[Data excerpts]
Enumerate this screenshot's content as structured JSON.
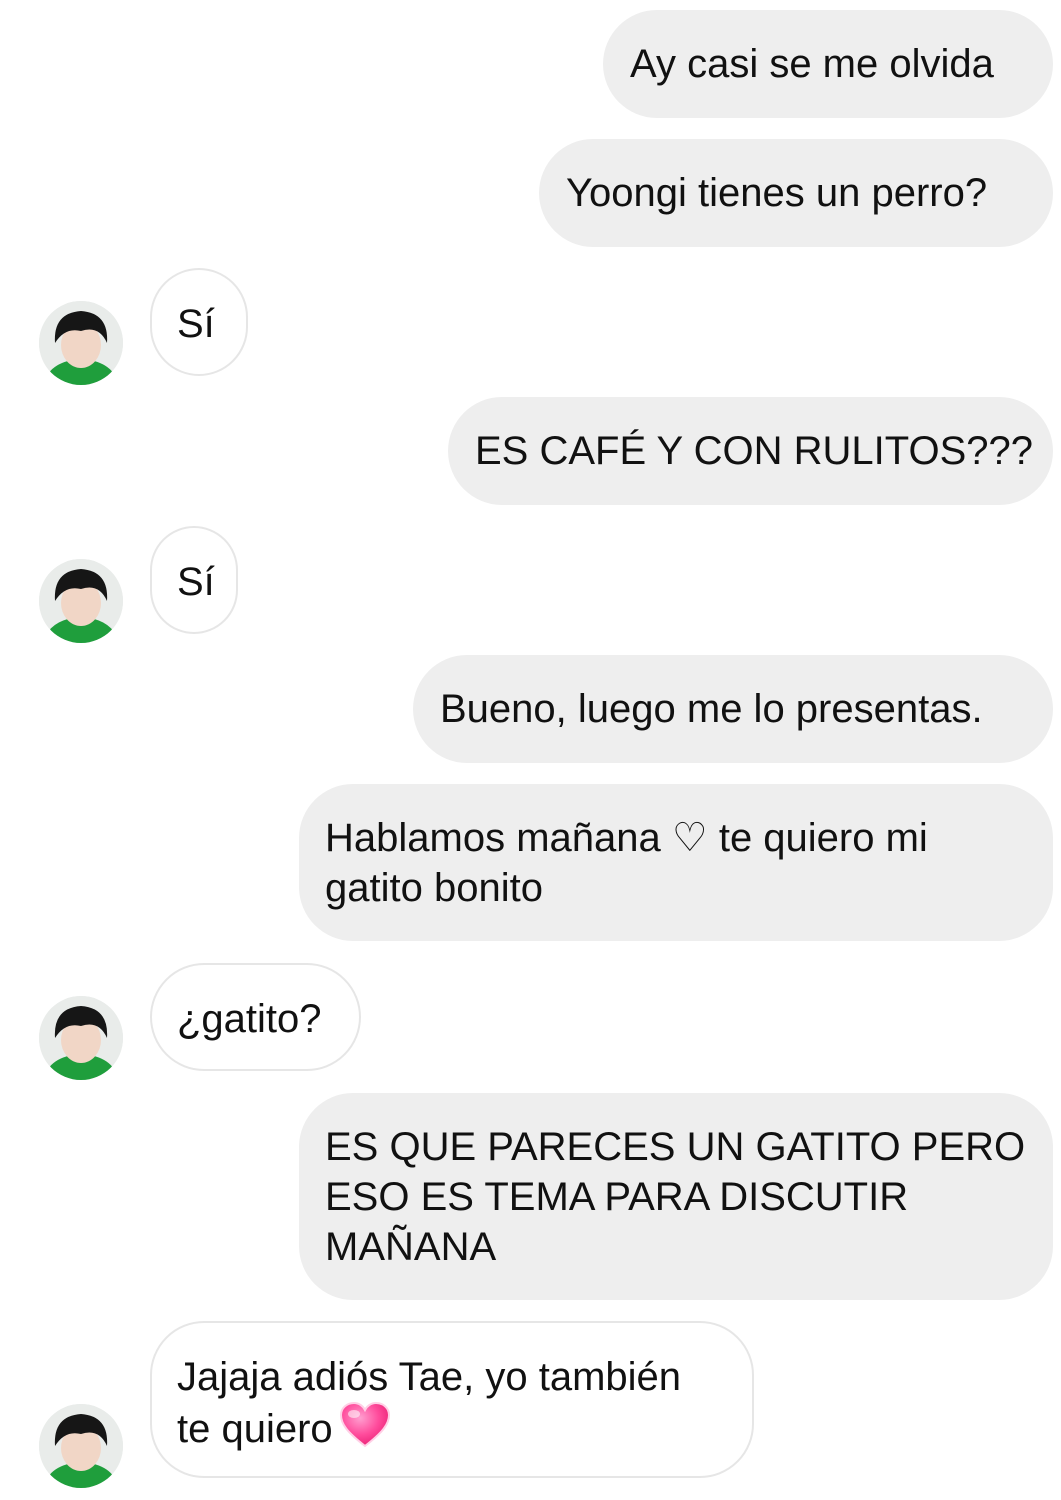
{
  "chat": {
    "colors": {
      "sent_bubble": "#eeeeee",
      "received_bubble": "#ffffff",
      "received_border": "#e6e6e6",
      "text": "#111111",
      "avatar_shirt": "#1f9e3c",
      "heart": "#ff3d8b"
    },
    "messages": [
      {
        "from": "me",
        "text": "Ay casi se me olvida"
      },
      {
        "from": "me",
        "text": "Yoongi tienes un perro?"
      },
      {
        "from": "contact",
        "text": "Sí"
      },
      {
        "from": "me",
        "text": "ES CAFÉ Y CON RULITOS???"
      },
      {
        "from": "contact",
        "text": "Sí"
      },
      {
        "from": "me",
        "text": "Bueno, luego me lo presentas."
      },
      {
        "from": "me",
        "lines": [
          "Hablamos mañana ♡ te quiero mi",
          "gatito bonito"
        ]
      },
      {
        "from": "contact",
        "text": "¿gatito?"
      },
      {
        "from": "me",
        "lines": [
          "ES QUE PARECES UN GATITO PERO",
          "ESO ES TEMA PARA DISCUTIR",
          "MAÑANA"
        ]
      },
      {
        "from": "contact",
        "lines": [
          "Jajaja adiós Tae, yo también",
          "te quiero"
        ],
        "emoji": "pink-heart-icon"
      }
    ]
  }
}
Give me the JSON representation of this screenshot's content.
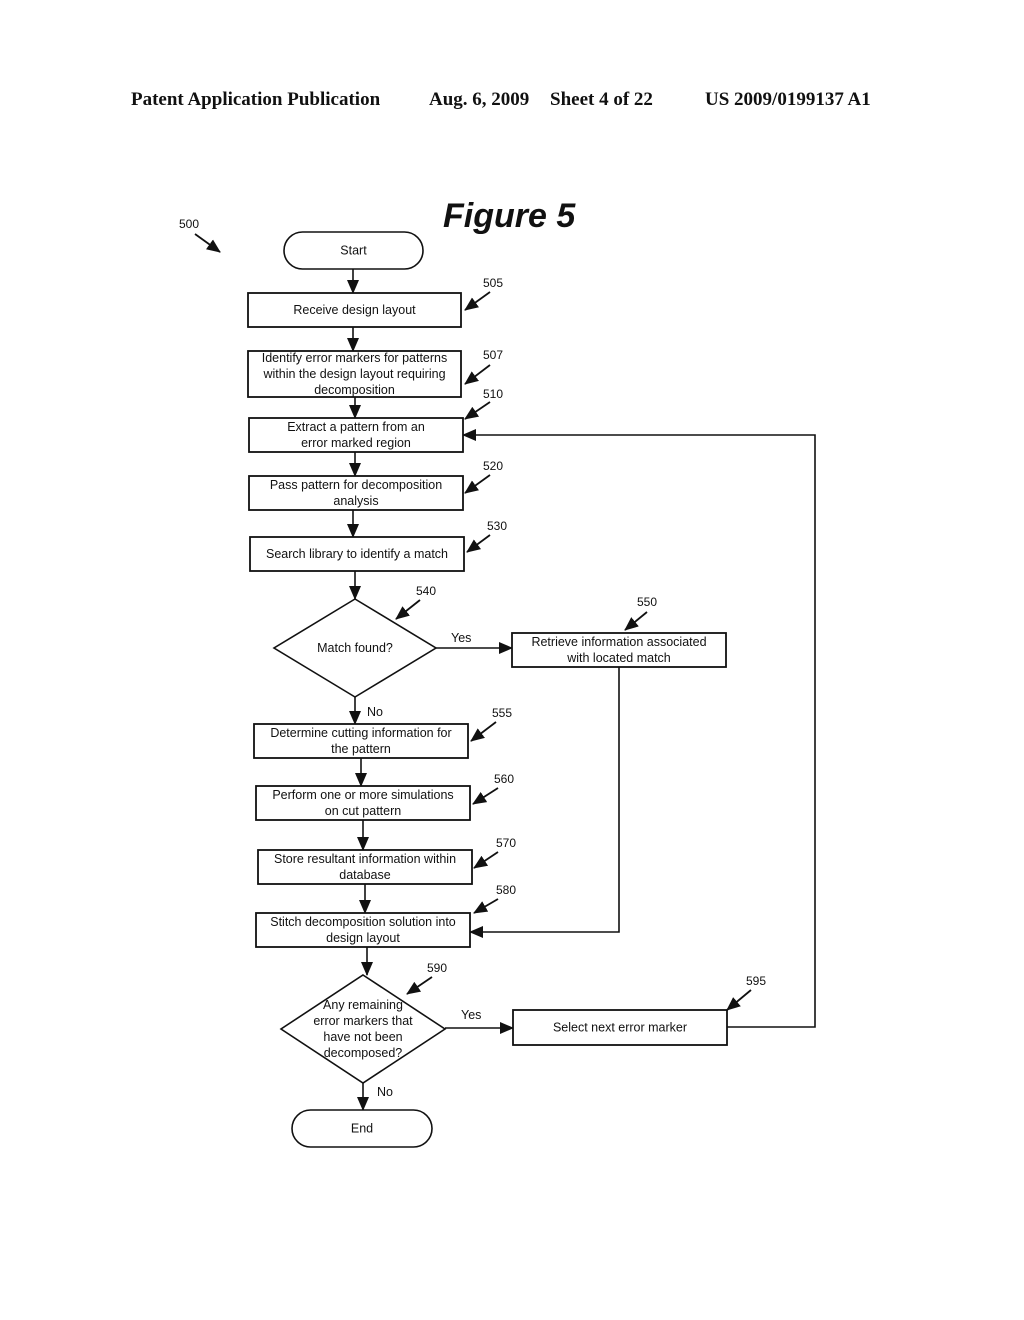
{
  "header": {
    "publication": "Patent Application Publication",
    "date": "Aug. 6, 2009",
    "sheet": "Sheet 4 of 22",
    "number": "US 2009/0199137 A1"
  },
  "figure": {
    "title": "Figure 5",
    "ref": "500"
  },
  "nodes": {
    "start": {
      "type": "terminal",
      "lines": [
        "Start"
      ]
    },
    "n505": {
      "type": "process",
      "ref": "505",
      "lines": [
        "Receive design layout"
      ]
    },
    "n507": {
      "type": "process",
      "ref": "507",
      "lines": [
        "Identify error markers for patterns",
        "within the design layout requiring",
        "decomposition"
      ]
    },
    "n510": {
      "type": "process",
      "ref": "510",
      "lines": [
        "Extract a pattern from an",
        "error marked region"
      ]
    },
    "n520": {
      "type": "process",
      "ref": "520",
      "lines": [
        "Pass pattern for decomposition",
        "analysis"
      ]
    },
    "n530": {
      "type": "process",
      "ref": "530",
      "lines": [
        "Search library to identify a match"
      ]
    },
    "n540": {
      "type": "decision",
      "ref": "540",
      "lines": [
        "Match found?"
      ]
    },
    "n550": {
      "type": "process",
      "ref": "550",
      "lines": [
        "Retrieve information associated",
        "with located match"
      ]
    },
    "n555": {
      "type": "process",
      "ref": "555",
      "lines": [
        "Determine cutting information for",
        "the pattern"
      ]
    },
    "n560": {
      "type": "process",
      "ref": "560",
      "lines": [
        "Perform one or more simulations",
        "on cut pattern"
      ]
    },
    "n570": {
      "type": "process",
      "ref": "570",
      "lines": [
        "Store resultant information within",
        "database"
      ]
    },
    "n580": {
      "type": "process",
      "ref": "580",
      "lines": [
        "Stitch decomposition solution into",
        "design layout"
      ]
    },
    "n590": {
      "type": "decision",
      "ref": "590",
      "lines": [
        "Any remaining",
        "error markers that",
        "have not been",
        "decomposed?"
      ]
    },
    "n595": {
      "type": "process",
      "ref": "595",
      "lines": [
        "Select next error marker"
      ]
    },
    "end": {
      "type": "terminal",
      "lines": [
        "End"
      ]
    }
  },
  "edge_labels": {
    "yes": "Yes",
    "no": "No"
  },
  "edges": [
    {
      "from": "start",
      "to": "n505"
    },
    {
      "from": "n505",
      "to": "n507"
    },
    {
      "from": "n507",
      "to": "n510"
    },
    {
      "from": "n510",
      "to": "n520"
    },
    {
      "from": "n520",
      "to": "n530"
    },
    {
      "from": "n530",
      "to": "n540"
    },
    {
      "from": "n540",
      "to": "n550",
      "label": "Yes"
    },
    {
      "from": "n540",
      "to": "n555",
      "label": "No"
    },
    {
      "from": "n555",
      "to": "n560"
    },
    {
      "from": "n560",
      "to": "n570"
    },
    {
      "from": "n570",
      "to": "n580"
    },
    {
      "from": "n550",
      "to": "n580"
    },
    {
      "from": "n580",
      "to": "n590"
    },
    {
      "from": "n590",
      "to": "n595",
      "label": "Yes"
    },
    {
      "from": "n590",
      "to": "end",
      "label": "No"
    },
    {
      "from": "n595",
      "to": "n510"
    }
  ]
}
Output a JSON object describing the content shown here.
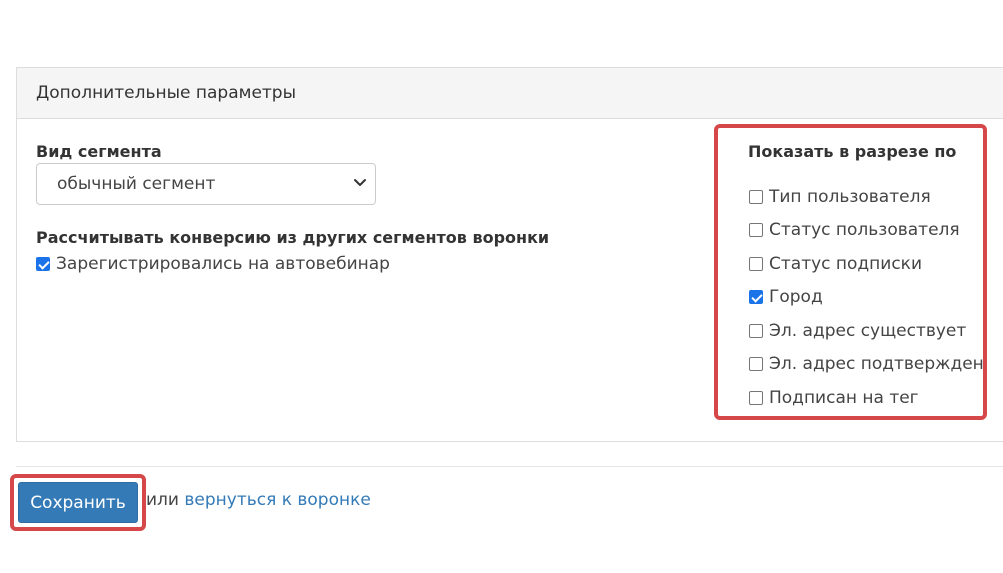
{
  "panel": {
    "heading": "Дополнительные параметры"
  },
  "segment_type": {
    "label": "Вид сегмента",
    "selected": "обычный сегмент"
  },
  "conversion": {
    "label": "Рассчитывать конверсию из других сегментов воронки",
    "options": [
      {
        "label": "Зарегистрировались на автовебинар",
        "checked": true
      }
    ]
  },
  "breakdown": {
    "title": "Показать в разрезе по",
    "options": [
      {
        "label": "Тип пользователя",
        "checked": false
      },
      {
        "label": "Статус пользователя",
        "checked": false
      },
      {
        "label": "Статус подписки",
        "checked": false
      },
      {
        "label": "Город",
        "checked": true
      },
      {
        "label": "Эл. адрес существует",
        "checked": false
      },
      {
        "label": "Эл. адрес подтвержден",
        "checked": false
      },
      {
        "label": "Подписан на тег",
        "checked": false
      }
    ]
  },
  "footer": {
    "save_label": "Сохранить",
    "or_text": "или",
    "back_link": "вернуться к воронке"
  },
  "colors": {
    "primary": "#337ab7",
    "highlight": "#d6474a",
    "checkbox_checked": "#1a73e8"
  }
}
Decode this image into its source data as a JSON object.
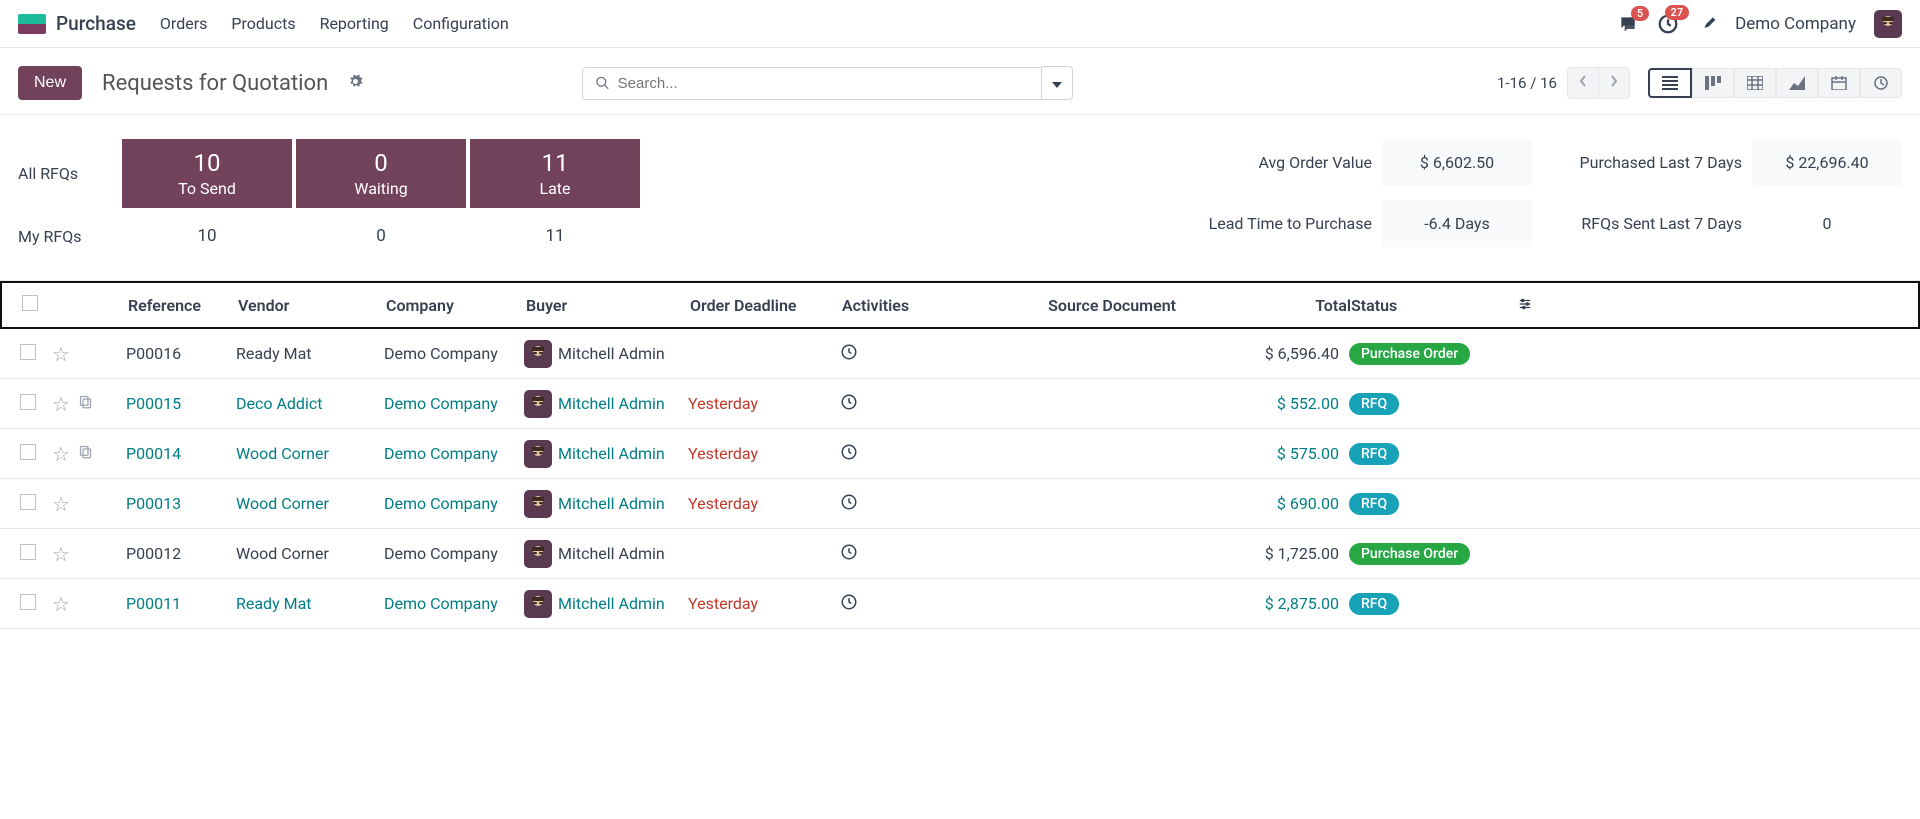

:: SHORT TASK ::
Leave out the pictures and output the rest of the material exactly as written.

:: SOLUTION TO THIS EXERCISE ::
Enumerate this screenshot's content as structured JSON.
{
  "chat": {
    "colors": {
      "sent_bubble": "#eeeeee",
      "received_bubble": "#ffffff",
      "received_border": "#e6e6e6",
      "text": "#111111",
      "avatar_shirt": "#1f9e3c",
      "heart": "#ff3d8b"
    },
    "messages": [
      {
        "from": "me",
        "text": "Ay casi se me olvida"
      },
      {
        "from": "me",
        "text": "Yoongi tienes un perro?"
      },
      {
        "from": "contact",
        "text": "Sí"
      },
      {
        "from": "me",
        "text": "ES CAFÉ Y CON RULITOS???"
      },
      {
        "from": "contact",
        "text": "Sí"
      },
      {
        "from": "me",
        "text": "Bueno, luego me lo presentas."
      },
      {
        "from": "me",
        "lines": [
          "Hablamos mañana ♡ te quiero mi",
          "gatito bonito"
        ]
      },
      {
        "from": "contact",
        "text": "¿gatito?"
      },
      {
        "from": "me",
        "lines": [
          "ES QUE PARECES UN GATITO PERO",
          "ESO ES TEMA PARA DISCUTIR",
          "MAÑANA"
        ]
      },
      {
        "from": "contact",
        "lines": [
          "Jajaja adiós Tae, yo también",
          "te quiero"
        ],
        "emoji": "pink-heart-icon"
      }
    ]
  }
}
Give me the JSON representation of this screenshot's content.
{
  "header": {
    "publication": "Patent Application Publication",
    "date": "Aug. 6, 2009",
    "sheet": "Sheet 4 of 22",
    "number": "US 2009/0199137 A1"
  },
  "figure": {
    "title": "Figure 5",
    "ref": "500"
  },
  "nodes": {
    "start": {
      "type": "terminal",
      "lines": [
        "Start"
      ]
    },
    "n505": {
      "type": "process",
      "ref": "505",
      "lines": [
        "Receive design layout"
      ]
    },
    "n507": {
      "type": "process",
      "ref": "507",
      "lines": [
        "Identify error markers for patterns",
        "within the design layout requiring",
        "decomposition"
      ]
    },
    "n510": {
      "type": "process",
      "ref": "510",
      "lines": [
        "Extract a pattern from an",
        "error marked region"
      ]
    },
    "n520": {
      "type": "process",
      "ref": "520",
      "lines": [
        "Pass pattern for decomposition",
        "analysis"
      ]
    },
    "n530": {
      "type": "process",
      "ref": "530",
      "lines": [
        "Search library to identify a match"
      ]
    },
    "n540": {
      "type": "decision",
      "ref": "540",
      "lines": [
        "Match found?"
      ]
    },
    "n550": {
      "type": "process",
      "ref": "550",
      "lines": [
        "Retrieve information associated",
        "with located match"
      ]
    },
    "n555": {
      "type": "process",
      "ref": "555",
      "lines": [
        "Determine cutting information for",
        "the pattern"
      ]
    },
    "n560": {
      "type": "process",
      "ref": "560",
      "lines": [
        "Perform one or more simulations",
        "on cut pattern"
      ]
    },
    "n570": {
      "type": "process",
      "ref": "570",
      "lines": [
        "Store resultant information within",
        "database"
      ]
    },
    "n580": {
      "type": "process",
      "ref": "580",
      "lines": [
        "Stitch decomposition solution into",
        "design layout"
      ]
    },
    "n590": {
      "type": "decision",
      "ref": "590",
      "lines": [
        "Any remaining",
        "error markers that",
        "have not been",
        "decomposed?"
      ]
    },
    "n595": {
      "type": "process",
      "ref": "595",
      "lines": [
        "Select next error marker"
      ]
    },
    "end": {
      "type": "terminal",
      "lines": [
        "End"
      ]
    }
  },
  "edge_labels": {
    "yes": "Yes",
    "no": "No"
  },
  "edges": [
    {
      "from": "start",
      "to": "n505"
    },
    {
      "from": "n505",
      "to": "n507"
    },
    {
      "from": "n507",
      "to": "n510"
    },
    {
      "from": "n510",
      "to": "n520"
    },
    {
      "from": "n520",
      "to": "n530"
    },
    {
      "from": "n530",
      "to": "n540"
    },
    {
      "from": "n540",
      "to": "n550",
      "label": "Yes"
    },
    {
      "from": "n540",
      "to": "n555",
      "label": "No"
    },
    {
      "from": "n555",
      "to": "n560"
    },
    {
      "from": "n560",
      "to": "n570"
    },
    {
      "from": "n570",
      "to": "n580"
    },
    {
      "from": "n550",
      "to": "n580"
    },
    {
      "from": "n580",
      "to": "n590"
    },
    {
      "from": "n590",
      "to": "n595",
      "label": "Yes"
    },
    {
      "from": "n590",
      "to": "end",
      "label": "No"
    },
    {
      "from": "n595",
      "to": "n510"
    }
  ]
}
Output a JSON object describing the content shown here.
{
  "panel": {
    "heading": "Дополнительные параметры"
  },
  "segment_type": {
    "label": "Вид сегмента",
    "selected": "обычный сегмент"
  },
  "conversion": {
    "label": "Рассчитывать конверсию из других сегментов воронки",
    "options": [
      {
        "label": "Зарегистрировались на автовебинар",
        "checked": true
      }
    ]
  },
  "breakdown": {
    "title": "Показать в разрезе по",
    "options": [
      {
        "label": "Тип пользователя",
        "checked": false
      },
      {
        "label": "Статус пользователя",
        "checked": false
      },
      {
        "label": "Статус подписки",
        "checked": false
      },
      {
        "label": "Город",
        "checked": true
      },
      {
        "label": "Эл. адрес существует",
        "checked": false
      },
      {
        "label": "Эл. адрес подтвержден",
        "checked": false
      },
      {
        "label": "Подписан на тег",
        "checked": false
      }
    ]
  },
  "footer": {
    "save_label": "Сохранить",
    "or_text": "или",
    "back_link": "вернуться к воронке"
  },
  "colors": {
    "primary": "#337ab7",
    "highlight": "#d6474a",
    "checkbox_checked": "#1a73e8"
  }
}
Decode this image into its source data as a JSON object.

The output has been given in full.